_Consegna A_
Elenchi gli aggettivi che, nell'estratto sul deficit pubblico, descrivono come saremmo senza le generazioni successive alla nostra.
_Consegna B_
Riproduca fedelmente il passo dell'estratto sul deficit pubblico, partendo dalle parole "Noi non le conosceremo" e fermandosi dopo le parole "le generazioni passate.".

_Estratto fornito_
:::
Un problema dei problemi: il deficit pubblico

Atteso che i Ministri dell’attuale governo su questo argomento si stanno fra di loro accapigliando, non si può tacere sul deficit pubblico, vero problema dei problemi.
 
Noi non le conosceremo mai ma, senza di loro, saremmo apatici, indolenti, immotivati, e non staremmo lì ad ammattire, a creare imperi, a costruire strade e canali, e così via. Sono le generazioni successive alla nostra. Ve la immaginate la nostra vita se sapessimo che, dopo la nostra, non vi sarà nessuna altra generazione? E lo stesso vale, all’inverso, per le generazioni passate.
 
E’ il principio dell’eredità, della sopravvivenza nel tempo della specie; un principio che vale sotto diversi aspetti. Ad esempio, oggi abbiamo stoccate da qualche parte le scorie delle centrali termonucleari dismesse in cui i nostri predecessori producevano energia; e, passato di moda il vecchio referendum che portò all’arresto di questa attività, sembrerebbe che stiamo per riprenderla per riscaldare le nostre case, incuranti di lasciare alle generazioni successive lo stesso tipo di eredità debitamente incrementato di volume.
:::
_Dati_
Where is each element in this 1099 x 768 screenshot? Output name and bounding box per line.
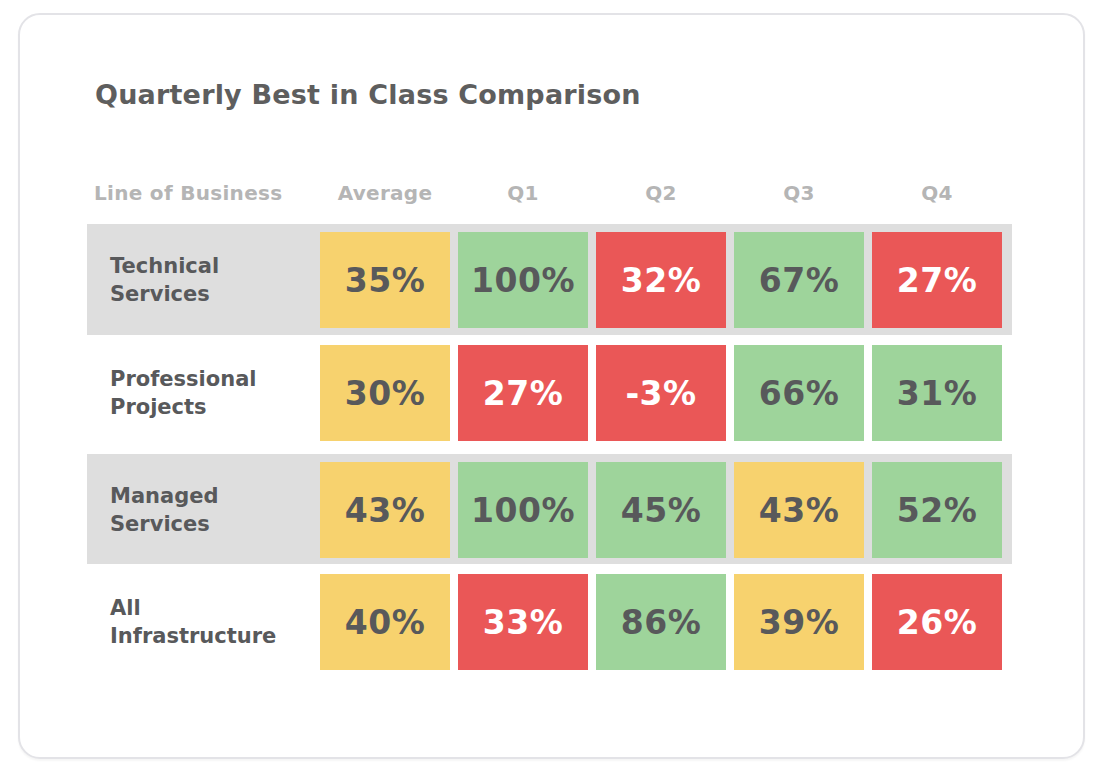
:::
_Risposta attesa A_
apatici, indolenti, immotivati

_Risposta attesa B_
Noi non le conosceremo mai ma, senza di loro, saremmo apatici, indolenti, immotivati, e non staremmo lì ad ammattire, a creare imperi, a costruire strade e canali, e così via. Sono le generazioni successive alla nostra. Ve la immaginate la nostra vita se sapessimo che, dopo la nostra, non vi sarà nessuna altra generazione? E lo stesso vale, all’inverso, per le generazioni passate.